---------- EXTRACTED MATERIAL
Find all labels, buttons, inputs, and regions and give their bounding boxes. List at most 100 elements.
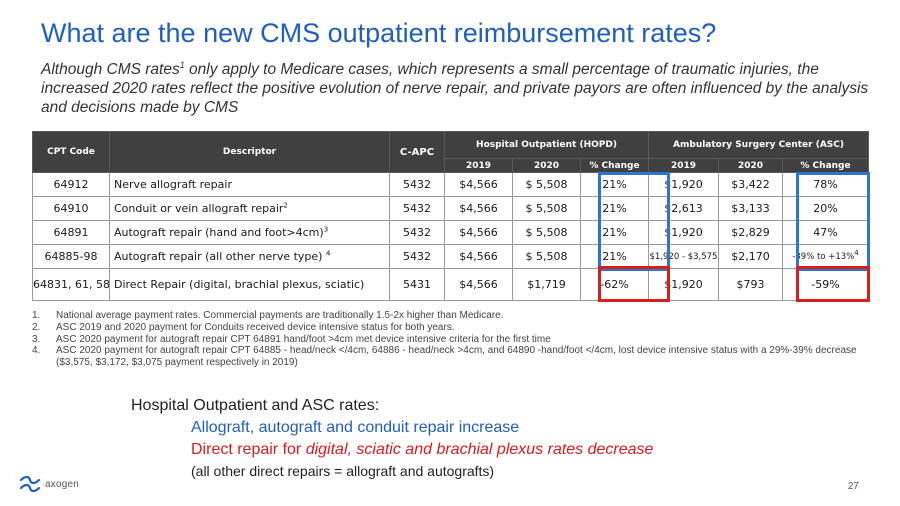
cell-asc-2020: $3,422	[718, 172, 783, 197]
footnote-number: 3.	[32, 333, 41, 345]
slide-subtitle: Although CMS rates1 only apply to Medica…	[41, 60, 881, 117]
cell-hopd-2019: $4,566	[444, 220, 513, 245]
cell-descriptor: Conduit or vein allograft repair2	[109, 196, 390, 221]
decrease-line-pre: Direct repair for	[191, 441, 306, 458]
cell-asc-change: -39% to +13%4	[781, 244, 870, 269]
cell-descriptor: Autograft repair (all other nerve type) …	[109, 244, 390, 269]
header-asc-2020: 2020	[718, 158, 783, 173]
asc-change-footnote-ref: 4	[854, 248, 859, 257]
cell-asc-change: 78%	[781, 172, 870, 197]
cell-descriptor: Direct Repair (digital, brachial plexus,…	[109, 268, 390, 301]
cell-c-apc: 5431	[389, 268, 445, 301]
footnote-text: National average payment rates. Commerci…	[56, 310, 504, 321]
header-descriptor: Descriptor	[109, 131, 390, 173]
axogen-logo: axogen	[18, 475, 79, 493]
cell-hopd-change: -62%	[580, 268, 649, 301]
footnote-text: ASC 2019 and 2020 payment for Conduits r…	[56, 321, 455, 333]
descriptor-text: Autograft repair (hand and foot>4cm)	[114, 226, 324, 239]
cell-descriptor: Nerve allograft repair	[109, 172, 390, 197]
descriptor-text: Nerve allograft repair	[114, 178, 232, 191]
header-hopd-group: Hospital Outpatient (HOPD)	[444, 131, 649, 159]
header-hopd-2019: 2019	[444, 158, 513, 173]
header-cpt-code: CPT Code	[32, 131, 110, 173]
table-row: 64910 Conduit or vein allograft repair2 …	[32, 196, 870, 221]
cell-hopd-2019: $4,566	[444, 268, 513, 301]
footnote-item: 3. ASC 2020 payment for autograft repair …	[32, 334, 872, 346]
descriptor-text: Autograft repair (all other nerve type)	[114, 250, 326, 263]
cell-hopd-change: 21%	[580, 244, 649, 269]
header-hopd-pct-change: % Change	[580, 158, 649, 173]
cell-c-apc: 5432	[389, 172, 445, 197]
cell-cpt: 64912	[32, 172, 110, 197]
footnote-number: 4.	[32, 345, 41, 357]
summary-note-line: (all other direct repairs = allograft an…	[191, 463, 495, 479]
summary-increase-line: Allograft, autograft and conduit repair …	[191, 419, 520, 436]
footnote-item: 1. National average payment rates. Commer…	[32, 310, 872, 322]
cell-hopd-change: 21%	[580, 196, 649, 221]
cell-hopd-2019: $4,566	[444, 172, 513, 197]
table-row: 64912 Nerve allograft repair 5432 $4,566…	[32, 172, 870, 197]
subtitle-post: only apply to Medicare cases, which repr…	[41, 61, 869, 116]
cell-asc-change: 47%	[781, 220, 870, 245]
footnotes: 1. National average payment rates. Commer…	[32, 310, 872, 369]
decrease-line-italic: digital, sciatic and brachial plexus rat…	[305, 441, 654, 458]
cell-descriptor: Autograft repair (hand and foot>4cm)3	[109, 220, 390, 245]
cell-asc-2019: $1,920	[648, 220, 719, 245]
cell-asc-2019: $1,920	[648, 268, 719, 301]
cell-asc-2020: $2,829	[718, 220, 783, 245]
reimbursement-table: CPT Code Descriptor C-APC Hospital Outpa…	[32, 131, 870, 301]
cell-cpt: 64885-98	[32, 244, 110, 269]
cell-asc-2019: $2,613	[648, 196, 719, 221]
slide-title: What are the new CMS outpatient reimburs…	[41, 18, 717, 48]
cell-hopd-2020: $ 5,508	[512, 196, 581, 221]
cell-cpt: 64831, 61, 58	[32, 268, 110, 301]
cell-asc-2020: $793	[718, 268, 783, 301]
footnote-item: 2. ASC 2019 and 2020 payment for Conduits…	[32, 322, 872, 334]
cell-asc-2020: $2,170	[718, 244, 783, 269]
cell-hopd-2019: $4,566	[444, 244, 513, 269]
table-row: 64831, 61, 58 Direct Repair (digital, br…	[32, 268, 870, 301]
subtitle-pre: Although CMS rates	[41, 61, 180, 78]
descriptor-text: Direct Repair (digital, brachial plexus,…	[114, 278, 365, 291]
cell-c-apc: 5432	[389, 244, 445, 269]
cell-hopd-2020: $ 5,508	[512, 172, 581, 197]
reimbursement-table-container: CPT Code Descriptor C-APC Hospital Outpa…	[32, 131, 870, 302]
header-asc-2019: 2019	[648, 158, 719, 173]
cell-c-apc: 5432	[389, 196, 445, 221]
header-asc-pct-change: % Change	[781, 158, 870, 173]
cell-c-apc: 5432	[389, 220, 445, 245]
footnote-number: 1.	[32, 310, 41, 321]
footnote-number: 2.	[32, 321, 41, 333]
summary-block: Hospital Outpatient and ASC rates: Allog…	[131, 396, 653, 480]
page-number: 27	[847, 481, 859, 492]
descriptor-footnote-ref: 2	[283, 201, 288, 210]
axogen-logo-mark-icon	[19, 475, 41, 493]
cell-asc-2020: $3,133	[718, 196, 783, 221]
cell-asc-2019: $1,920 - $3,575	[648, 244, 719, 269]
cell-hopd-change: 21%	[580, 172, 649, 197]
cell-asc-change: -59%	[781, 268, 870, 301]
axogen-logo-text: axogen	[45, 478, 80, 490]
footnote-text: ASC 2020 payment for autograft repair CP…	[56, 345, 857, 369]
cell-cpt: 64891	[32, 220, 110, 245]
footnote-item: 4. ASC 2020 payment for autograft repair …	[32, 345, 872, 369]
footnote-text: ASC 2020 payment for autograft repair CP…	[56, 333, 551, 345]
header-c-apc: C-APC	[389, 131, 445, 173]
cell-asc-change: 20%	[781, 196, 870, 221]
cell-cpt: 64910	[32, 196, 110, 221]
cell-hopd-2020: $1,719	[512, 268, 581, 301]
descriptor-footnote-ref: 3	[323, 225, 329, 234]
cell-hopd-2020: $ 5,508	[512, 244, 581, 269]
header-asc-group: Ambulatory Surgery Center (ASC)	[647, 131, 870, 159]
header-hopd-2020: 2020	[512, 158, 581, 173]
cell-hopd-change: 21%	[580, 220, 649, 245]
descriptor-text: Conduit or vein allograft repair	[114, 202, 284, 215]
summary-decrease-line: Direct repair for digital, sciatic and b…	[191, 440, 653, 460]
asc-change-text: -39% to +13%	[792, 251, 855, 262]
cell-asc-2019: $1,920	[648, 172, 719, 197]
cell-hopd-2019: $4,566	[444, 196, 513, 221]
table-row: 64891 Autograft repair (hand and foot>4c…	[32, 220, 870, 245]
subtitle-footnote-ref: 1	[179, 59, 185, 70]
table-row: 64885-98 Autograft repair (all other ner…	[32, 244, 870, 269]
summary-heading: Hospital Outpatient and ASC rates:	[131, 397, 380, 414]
--------------------
= TASK DIRECTIONS =
Copy out in full each line of the material above that contains the word "group".

= TASK RESPONSE =
header-hopd-group: Hospital Outpatient (HOPD)	[444, 131, 649, 159]
header-asc-group: Ambulatory Surgery Center (ASC)	[647, 131, 870, 159]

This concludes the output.